** Supplied information **
◇ ◇ ◇

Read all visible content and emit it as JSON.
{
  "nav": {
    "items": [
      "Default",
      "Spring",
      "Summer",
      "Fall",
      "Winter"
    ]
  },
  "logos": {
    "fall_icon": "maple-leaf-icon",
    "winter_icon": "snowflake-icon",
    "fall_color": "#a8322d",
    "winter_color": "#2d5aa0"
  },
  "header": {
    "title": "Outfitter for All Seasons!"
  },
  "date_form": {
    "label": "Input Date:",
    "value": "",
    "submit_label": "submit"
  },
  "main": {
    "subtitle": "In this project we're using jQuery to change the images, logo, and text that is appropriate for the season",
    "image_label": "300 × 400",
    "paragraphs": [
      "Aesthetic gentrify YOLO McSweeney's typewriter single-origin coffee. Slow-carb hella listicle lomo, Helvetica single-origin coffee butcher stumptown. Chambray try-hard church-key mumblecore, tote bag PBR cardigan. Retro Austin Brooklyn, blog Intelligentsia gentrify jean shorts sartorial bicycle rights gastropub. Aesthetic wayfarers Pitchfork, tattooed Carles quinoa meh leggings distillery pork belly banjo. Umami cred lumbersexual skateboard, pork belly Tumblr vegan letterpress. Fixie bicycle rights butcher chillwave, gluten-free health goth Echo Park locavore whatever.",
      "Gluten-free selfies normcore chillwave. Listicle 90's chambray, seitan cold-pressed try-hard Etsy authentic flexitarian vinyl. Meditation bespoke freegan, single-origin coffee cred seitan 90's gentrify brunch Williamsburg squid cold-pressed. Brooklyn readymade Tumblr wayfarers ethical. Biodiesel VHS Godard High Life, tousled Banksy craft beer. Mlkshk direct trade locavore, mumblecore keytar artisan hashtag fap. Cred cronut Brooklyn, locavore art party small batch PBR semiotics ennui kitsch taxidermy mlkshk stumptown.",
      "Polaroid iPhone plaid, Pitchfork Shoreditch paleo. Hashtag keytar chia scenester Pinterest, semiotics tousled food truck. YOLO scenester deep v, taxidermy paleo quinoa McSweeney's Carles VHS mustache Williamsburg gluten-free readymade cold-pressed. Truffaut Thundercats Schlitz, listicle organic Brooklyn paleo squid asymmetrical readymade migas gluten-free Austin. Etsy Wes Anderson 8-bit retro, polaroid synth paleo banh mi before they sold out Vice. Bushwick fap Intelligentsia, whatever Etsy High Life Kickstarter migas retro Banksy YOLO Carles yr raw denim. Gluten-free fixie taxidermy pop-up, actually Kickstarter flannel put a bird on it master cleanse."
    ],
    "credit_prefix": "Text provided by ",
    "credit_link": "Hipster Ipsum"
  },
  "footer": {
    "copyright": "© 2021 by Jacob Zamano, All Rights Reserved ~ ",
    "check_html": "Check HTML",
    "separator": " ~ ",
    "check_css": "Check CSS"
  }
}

◇ ◇ ◇

** Requirements **
Using the listing above, return all lines where the word "Check" occurs.

** Answer for the task **
    "check_html": "Check HTML",
    "check_css": "Check CSS"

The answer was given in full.